>> Begin ENTRIES PROVIDED
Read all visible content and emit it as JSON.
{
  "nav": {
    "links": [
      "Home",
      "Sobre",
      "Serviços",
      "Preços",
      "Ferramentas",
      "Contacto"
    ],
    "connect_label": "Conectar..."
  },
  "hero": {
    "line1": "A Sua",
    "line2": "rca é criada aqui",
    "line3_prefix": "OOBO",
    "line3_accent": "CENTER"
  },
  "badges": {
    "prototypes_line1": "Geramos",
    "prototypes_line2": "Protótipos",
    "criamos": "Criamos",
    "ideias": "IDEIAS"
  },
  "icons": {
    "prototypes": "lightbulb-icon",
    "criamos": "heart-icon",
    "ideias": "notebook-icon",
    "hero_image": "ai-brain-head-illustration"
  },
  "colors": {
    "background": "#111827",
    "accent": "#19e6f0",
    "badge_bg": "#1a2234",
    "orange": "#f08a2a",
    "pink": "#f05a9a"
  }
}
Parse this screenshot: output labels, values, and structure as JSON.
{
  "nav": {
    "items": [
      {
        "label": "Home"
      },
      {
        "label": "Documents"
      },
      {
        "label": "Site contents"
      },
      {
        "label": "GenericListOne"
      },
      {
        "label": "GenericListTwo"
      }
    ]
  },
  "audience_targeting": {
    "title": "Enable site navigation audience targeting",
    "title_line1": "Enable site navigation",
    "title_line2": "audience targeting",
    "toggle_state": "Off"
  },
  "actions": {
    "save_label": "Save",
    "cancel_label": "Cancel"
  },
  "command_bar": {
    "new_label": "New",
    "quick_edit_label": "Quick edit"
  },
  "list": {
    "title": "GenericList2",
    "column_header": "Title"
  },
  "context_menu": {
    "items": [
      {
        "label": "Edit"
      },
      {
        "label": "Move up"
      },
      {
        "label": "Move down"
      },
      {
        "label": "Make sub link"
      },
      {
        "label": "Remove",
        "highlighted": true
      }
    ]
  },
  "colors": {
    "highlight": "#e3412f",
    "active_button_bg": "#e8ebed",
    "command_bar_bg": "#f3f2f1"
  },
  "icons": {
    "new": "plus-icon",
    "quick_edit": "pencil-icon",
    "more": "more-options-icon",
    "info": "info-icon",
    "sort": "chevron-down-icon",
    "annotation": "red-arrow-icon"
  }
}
>> End ENTRIES PROVIDED
STATED EXERCISE - The line containing "Parse this screenshot: output" marks the start; retype it and each line after it through the end of the records above, exactly.

CORRECT RESULT -
Parse this screenshot: output labels, values, and structure as JSON.
{
  "nav": {
    "items": [
      {
        "label": "Home"
      },
      {
        "label": "Documents"
      },
      {
        "label": "Site contents"
      },
      {
        "label": "GenericListOne"
      },
      {
        "label": "GenericListTwo"
      }
    ]
  },
  "audience_targeting": {
    "title": "Enable site navigation audience targeting",
    "title_line1": "Enable site navigation",
    "title_line2": "audience targeting",
    "toggle_state": "Off"
  },
  "actions": {
    "save_label": "Save",
    "cancel_label": "Cancel"
  },
  "command_bar": {
    "new_label": "New",
    "quick_edit_label": "Quick edit"
  },
  "list": {
    "title": "GenericList2",
    "column_header": "Title"
  },
  "context_menu": {
    "items": [
      {
        "label": "Edit"
      },
      {
        "label": "Move up"
      },
      {
        "label": "Move down"
      },
      {
        "label": "Make sub link"
      },
      {
        "label": "Remove",
        "highlighted": true
      }
    ]
  },
  "colors": {
    "highlight": "#e3412f",
    "active_button_bg": "#e8ebed",
    "command_bar_bg": "#f3f2f1"
  },
  "icons": {
    "new": "plus-icon",
    "quick_edit": "pencil-icon",
    "more": "more-options-icon",
    "info": "info-icon",
    "sort": "chevron-down-icon",
    "annotation": "red-arrow-icon"
  }
}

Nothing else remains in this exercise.